- THE PROBLEM: Here are some records; copy every line that holds the word "ΜΠΕΤΟΝΙΕΡΑ".

- MATERIAL SUPPLIED:
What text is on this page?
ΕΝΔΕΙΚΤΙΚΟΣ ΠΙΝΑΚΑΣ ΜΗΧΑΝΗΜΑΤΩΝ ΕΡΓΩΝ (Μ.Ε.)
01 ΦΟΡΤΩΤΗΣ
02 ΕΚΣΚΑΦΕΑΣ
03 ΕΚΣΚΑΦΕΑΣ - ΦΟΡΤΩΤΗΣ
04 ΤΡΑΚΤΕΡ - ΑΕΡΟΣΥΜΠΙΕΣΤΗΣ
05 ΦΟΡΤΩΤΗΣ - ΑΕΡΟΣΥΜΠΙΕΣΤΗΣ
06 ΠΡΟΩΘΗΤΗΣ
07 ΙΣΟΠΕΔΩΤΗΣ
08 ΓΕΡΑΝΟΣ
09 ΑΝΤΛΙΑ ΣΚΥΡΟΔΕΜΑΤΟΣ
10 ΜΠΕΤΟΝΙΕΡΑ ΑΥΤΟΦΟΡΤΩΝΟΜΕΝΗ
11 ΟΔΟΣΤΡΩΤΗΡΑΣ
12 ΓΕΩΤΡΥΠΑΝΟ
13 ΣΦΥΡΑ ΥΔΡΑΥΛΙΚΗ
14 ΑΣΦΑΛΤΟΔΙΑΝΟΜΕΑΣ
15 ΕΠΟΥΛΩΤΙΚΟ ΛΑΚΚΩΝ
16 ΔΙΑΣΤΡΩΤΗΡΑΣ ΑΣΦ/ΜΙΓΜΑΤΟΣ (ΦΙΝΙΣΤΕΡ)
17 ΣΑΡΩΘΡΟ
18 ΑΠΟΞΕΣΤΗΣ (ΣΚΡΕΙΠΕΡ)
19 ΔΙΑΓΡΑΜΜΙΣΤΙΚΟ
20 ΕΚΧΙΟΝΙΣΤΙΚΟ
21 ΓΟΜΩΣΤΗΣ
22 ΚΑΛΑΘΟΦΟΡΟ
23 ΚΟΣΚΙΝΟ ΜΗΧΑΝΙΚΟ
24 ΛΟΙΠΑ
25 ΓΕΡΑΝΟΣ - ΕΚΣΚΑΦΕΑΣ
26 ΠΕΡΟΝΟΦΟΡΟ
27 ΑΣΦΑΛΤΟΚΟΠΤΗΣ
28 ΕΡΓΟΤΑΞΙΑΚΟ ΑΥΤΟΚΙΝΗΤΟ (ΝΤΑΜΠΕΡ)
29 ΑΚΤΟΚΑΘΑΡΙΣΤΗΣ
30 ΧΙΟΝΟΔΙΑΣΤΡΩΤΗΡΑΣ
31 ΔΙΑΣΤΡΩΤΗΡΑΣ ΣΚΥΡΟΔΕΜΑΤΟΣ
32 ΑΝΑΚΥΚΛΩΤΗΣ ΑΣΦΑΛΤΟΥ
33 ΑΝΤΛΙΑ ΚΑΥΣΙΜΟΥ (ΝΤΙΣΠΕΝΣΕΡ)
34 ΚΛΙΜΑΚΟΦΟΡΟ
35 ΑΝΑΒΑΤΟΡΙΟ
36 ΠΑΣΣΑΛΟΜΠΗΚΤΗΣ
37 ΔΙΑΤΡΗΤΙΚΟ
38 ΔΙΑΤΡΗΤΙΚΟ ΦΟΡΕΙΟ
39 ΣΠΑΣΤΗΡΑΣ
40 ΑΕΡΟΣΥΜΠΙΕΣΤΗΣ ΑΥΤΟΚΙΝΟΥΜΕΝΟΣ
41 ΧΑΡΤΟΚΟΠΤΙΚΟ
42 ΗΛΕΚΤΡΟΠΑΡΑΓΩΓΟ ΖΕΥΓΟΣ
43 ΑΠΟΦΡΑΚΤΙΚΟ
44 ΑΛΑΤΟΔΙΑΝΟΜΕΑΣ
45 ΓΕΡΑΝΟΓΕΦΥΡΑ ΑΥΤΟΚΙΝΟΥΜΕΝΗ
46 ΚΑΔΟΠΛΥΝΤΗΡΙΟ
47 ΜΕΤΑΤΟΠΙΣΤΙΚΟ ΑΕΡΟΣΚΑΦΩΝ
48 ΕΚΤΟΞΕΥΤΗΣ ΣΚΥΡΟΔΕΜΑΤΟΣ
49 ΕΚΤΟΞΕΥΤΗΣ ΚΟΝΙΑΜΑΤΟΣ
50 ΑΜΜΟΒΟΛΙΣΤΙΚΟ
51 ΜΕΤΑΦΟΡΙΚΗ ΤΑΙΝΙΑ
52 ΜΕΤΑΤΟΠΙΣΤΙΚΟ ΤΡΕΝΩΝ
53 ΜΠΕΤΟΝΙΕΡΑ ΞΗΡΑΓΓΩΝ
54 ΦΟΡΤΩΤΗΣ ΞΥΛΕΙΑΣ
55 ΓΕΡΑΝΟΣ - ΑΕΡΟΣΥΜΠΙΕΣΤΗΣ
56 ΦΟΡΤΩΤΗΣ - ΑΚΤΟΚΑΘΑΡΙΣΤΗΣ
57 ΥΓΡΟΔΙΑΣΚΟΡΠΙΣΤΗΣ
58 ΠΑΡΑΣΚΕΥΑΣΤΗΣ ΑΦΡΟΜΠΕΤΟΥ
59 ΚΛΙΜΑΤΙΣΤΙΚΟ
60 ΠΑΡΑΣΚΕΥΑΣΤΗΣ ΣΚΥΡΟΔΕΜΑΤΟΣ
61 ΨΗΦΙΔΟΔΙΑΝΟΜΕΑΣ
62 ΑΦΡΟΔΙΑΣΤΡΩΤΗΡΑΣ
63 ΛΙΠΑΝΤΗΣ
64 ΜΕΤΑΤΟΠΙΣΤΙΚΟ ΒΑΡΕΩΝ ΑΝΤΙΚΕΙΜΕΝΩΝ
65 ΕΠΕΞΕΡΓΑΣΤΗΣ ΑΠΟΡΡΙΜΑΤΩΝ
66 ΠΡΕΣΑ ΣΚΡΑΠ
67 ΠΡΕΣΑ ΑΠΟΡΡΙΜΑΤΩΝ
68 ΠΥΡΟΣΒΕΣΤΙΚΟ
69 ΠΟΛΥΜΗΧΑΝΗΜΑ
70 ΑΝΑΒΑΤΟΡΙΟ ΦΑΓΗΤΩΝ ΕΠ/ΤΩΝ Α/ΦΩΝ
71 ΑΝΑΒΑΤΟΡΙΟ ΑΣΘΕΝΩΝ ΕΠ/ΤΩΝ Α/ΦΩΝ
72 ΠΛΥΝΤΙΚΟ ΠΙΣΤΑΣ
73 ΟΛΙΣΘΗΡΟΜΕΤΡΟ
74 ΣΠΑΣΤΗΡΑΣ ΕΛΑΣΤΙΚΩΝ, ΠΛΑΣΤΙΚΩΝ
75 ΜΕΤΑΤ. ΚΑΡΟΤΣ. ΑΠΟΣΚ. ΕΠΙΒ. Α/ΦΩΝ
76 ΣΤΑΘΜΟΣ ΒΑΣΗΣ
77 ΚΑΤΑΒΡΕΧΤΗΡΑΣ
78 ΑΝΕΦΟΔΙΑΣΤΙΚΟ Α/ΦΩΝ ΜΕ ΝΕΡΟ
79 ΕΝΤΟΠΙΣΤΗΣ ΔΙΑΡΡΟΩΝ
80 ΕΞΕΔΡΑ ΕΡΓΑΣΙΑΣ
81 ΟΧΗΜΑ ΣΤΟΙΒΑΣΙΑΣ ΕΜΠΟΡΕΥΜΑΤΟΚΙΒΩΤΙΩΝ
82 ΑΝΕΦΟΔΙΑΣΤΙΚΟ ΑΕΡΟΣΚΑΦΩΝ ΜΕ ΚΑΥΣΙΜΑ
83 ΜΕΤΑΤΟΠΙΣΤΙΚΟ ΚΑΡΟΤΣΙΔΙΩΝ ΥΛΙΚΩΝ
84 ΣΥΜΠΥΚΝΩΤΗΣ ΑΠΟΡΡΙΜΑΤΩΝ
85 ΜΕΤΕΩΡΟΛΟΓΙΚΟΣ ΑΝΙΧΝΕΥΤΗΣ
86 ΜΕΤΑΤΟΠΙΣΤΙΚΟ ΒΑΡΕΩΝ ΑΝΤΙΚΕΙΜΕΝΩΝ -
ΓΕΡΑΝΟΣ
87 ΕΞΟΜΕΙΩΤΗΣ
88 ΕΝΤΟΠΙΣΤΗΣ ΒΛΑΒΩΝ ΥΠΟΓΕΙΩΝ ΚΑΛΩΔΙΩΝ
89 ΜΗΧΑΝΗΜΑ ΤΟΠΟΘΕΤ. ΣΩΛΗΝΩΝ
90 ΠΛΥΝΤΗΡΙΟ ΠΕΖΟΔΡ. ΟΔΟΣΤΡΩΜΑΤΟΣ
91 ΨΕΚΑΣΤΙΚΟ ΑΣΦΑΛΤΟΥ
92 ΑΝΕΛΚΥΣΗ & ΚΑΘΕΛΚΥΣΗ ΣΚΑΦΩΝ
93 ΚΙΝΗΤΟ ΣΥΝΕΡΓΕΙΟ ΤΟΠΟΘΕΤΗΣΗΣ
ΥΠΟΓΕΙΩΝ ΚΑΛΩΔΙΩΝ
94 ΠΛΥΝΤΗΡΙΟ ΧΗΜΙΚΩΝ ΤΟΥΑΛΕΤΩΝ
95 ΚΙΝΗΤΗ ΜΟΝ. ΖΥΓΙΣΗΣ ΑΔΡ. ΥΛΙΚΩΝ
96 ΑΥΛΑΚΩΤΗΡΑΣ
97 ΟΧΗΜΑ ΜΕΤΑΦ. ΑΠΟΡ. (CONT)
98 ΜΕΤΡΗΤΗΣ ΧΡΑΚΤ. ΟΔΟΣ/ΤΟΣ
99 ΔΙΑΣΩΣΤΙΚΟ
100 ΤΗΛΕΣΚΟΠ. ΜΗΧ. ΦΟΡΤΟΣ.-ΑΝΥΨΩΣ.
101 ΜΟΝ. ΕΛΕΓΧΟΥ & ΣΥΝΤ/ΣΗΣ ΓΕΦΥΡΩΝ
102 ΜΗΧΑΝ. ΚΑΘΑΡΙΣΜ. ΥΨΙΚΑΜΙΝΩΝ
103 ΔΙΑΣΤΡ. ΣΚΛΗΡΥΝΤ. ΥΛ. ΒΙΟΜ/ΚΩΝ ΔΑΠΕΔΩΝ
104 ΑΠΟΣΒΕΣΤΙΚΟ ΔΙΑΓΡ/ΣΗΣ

- TASK OUTPUT:
10 ΜΠΕΤΟΝΙΕΡΑ ΑΥΤΟΦΟΡΤΩΝΟΜΕΝΗ
53 ΜΠΕΤΟΝΙΕΡΑ ΞΗΡΑΓΓΩΝ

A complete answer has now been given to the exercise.